- **What you will do**
The records below need retyping in full; give them again exactly.

-- Begin Data extract --

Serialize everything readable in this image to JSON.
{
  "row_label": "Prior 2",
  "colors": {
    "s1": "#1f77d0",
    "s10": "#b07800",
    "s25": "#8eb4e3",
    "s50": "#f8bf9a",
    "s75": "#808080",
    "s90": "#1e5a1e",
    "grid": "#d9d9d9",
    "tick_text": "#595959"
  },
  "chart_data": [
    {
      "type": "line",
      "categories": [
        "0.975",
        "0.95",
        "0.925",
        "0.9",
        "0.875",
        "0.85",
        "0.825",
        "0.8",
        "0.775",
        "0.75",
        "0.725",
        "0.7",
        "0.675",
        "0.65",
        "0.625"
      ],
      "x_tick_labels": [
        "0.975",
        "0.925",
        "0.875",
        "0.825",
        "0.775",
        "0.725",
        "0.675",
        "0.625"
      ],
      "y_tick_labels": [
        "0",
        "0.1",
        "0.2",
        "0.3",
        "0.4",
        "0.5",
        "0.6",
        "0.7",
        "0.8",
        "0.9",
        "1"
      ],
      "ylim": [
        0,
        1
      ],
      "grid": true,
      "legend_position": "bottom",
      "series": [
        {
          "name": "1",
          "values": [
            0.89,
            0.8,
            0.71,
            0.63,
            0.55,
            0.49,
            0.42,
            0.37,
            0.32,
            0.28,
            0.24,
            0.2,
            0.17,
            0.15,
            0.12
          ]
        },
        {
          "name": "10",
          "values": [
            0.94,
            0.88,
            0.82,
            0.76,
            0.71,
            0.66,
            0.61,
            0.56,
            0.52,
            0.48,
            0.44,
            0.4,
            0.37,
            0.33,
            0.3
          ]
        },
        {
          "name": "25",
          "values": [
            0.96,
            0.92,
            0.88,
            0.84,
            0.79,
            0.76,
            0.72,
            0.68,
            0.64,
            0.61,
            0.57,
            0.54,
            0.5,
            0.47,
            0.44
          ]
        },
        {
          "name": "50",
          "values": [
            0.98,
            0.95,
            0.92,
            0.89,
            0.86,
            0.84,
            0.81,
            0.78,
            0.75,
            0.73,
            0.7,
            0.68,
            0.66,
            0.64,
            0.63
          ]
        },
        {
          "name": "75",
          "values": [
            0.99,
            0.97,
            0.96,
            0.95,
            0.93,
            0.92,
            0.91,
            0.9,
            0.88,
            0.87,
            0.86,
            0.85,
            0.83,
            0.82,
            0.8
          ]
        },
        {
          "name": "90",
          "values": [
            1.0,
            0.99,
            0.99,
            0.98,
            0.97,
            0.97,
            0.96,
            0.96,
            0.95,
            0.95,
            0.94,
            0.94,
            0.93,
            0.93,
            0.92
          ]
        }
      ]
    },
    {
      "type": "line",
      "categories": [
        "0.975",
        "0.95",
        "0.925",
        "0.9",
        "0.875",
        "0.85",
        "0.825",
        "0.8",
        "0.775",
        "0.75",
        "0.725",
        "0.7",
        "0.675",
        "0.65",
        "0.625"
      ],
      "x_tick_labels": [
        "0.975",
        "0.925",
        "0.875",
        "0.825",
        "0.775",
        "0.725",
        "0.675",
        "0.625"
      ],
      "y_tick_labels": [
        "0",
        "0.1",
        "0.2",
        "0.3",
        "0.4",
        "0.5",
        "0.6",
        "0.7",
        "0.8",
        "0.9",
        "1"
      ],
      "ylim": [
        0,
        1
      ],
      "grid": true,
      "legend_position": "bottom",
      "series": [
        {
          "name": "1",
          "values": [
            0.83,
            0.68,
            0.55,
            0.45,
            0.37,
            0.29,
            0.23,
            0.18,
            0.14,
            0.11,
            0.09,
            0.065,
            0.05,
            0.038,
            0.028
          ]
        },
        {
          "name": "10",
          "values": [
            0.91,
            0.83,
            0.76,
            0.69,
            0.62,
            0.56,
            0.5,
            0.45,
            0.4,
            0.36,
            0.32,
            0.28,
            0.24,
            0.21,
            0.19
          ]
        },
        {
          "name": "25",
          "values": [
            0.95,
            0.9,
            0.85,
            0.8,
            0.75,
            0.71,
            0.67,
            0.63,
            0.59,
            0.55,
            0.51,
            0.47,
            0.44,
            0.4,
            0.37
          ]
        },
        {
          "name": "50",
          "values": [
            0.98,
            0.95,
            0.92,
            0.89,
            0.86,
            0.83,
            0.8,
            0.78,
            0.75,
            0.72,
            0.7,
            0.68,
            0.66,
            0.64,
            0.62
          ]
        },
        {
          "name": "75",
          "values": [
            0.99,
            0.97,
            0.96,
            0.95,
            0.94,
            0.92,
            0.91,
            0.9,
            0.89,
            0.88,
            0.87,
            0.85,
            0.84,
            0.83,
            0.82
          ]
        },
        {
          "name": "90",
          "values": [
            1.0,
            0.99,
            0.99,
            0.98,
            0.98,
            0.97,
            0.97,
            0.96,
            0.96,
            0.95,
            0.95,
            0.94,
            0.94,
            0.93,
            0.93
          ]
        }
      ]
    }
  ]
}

-- End Data extract --

- **Output below**
Serialize everything readable in this image to JSON.
{
  "row_label": "Prior 2",
  "colors": {
    "s1": "#1f77d0",
    "s10": "#b07800",
    "s25": "#8eb4e3",
    "s50": "#f8bf9a",
    "s75": "#808080",
    "s90": "#1e5a1e",
    "grid": "#d9d9d9",
    "tick_text": "#595959"
  },
  "chart_data": [
    {
      "type": "line",
      "categories": [
        "0.975",
        "0.95",
        "0.925",
        "0.9",
        "0.875",
        "0.85",
        "0.825",
        "0.8",
        "0.775",
        "0.75",
        "0.725",
        "0.7",
        "0.675",
        "0.65",
        "0.625"
      ],
      "x_tick_labels": [
        "0.975",
        "0.925",
        "0.875",
        "0.825",
        "0.775",
        "0.725",
        "0.675",
        "0.625"
      ],
      "y_tick_labels": [
        "0",
        "0.1",
        "0.2",
        "0.3",
        "0.4",
        "0.5",
        "0.6",
        "0.7",
        "0.8",
        "0.9",
        "1"
      ],
      "ylim": [
        0,
        1
      ],
      "grid": true,
      "legend_position": "bottom",
      "series": [
        {
          "name": "1",
          "values": [
            0.89,
            0.8,
            0.71,
            0.63,
            0.55,
            0.49,
            0.42,
            0.37,
            0.32,
            0.28,
            0.24,
            0.2,
            0.17,
            0.15,
            0.12
          ]
        },
        {
          "name": "10",
          "values": [
            0.94,
            0.88,
            0.82,
            0.76,
            0.71,
            0.66,
            0.61,
            0.56,
            0.52,
            0.48,
            0.44,
            0.4,
            0.37,
            0.33,
            0.3
          ]
        },
        {
          "name": "25",
          "values": [
            0.96,
            0.92,
            0.88,
            0.84,
            0.79,
            0.76,
            0.72,
            0.68,
            0.64,
            0.61,
            0.57,
            0.54,
            0.5,
            0.47,
            0.44
          ]
        },
        {
          "name": "50",
          "values": [
            0.98,
            0.95,
            0.92,
            0.89,
            0.86,
            0.84,
            0.81,
            0.78,
            0.75,
            0.73,
            0.7,
            0.68,
            0.66,
            0.64,
            0.63
          ]
        },
        {
          "name": "75",
          "values": [
            0.99,
            0.97,
            0.96,
            0.95,
            0.93,
            0.92,
            0.91,
            0.9,
            0.88,
            0.87,
            0.86,
            0.85,
            0.83,
            0.82,
            0.8
          ]
        },
        {
          "name": "90",
          "values": [
            1.0,
            0.99,
            0.99,
            0.98,
            0.97,
            0.97,
            0.96,
            0.96,
            0.95,
            0.95,
            0.94,
            0.94,
            0.93,
            0.93,
            0.92
          ]
        }
      ]
    },
    {
      "type": "line",
      "categories": [
        "0.975",
        "0.95",
        "0.925",
        "0.9",
        "0.875",
        "0.85",
        "0.825",
        "0.8",
        "0.775",
        "0.75",
        "0.725",
        "0.7",
        "0.675",
        "0.65",
        "0.625"
      ],
      "x_tick_labels": [
        "0.975",
        "0.925",
        "0.875",
        "0.825",
        "0.775",
        "0.725",
        "0.675",
        "0.625"
      ],
      "y_tick_labels": [
        "0",
        "0.1",
        "0.2",
        "0.3",
        "0.4",
        "0.5",
        "0.6",
        "0.7",
        "0.8",
        "0.9",
        "1"
      ],
      "ylim": [
        0,
        1
      ],
      "grid": true,
      "legend_position": "bottom",
      "series": [
        {
          "name": "1",
          "values": [
            0.83,
            0.68,
            0.55,
            0.45,
            0.37,
            0.29,
            0.23,
            0.18,
            0.14,
            0.11,
            0.09,
            0.065,
            0.05,
            0.038,
            0.028
          ]
        },
        {
          "name": "10",
          "values": [
            0.91,
            0.83,
            0.76,
            0.69,
            0.62,
            0.56,
            0.5,
            0.45,
            0.4,
            0.36,
            0.32,
            0.28,
            0.24,
            0.21,
            0.19
          ]
        },
        {
          "name": "25",
          "values": [
            0.95,
            0.9,
            0.85,
            0.8,
            0.75,
            0.71,
            0.67,
            0.63,
            0.59,
            0.55,
            0.51,
            0.47,
            0.44,
            0.4,
            0.37
          ]
        },
        {
          "name": "50",
          "values": [
            0.98,
            0.95,
            0.92,
            0.89,
            0.86,
            0.83,
            0.8,
            0.78,
            0.75,
            0.72,
            0.7,
            0.68,
            0.66,
            0.64,
            0.62
          ]
        },
        {
          "name": "75",
          "values": [
            0.99,
            0.97,
            0.96,
            0.95,
            0.94,
            0.92,
            0.91,
            0.9,
            0.89,
            0.88,
            0.87,
            0.85,
            0.84,
            0.83,
            0.82
          ]
        },
        {
          "name": "90",
          "values": [
            1.0,
            0.99,
            0.99,
            0.98,
            0.98,
            0.97,
            0.97,
            0.96,
            0.96,
            0.95,
            0.95,
            0.94,
            0.94,
            0.93,
            0.93
          ]
        }
      ]
    }
  ]
}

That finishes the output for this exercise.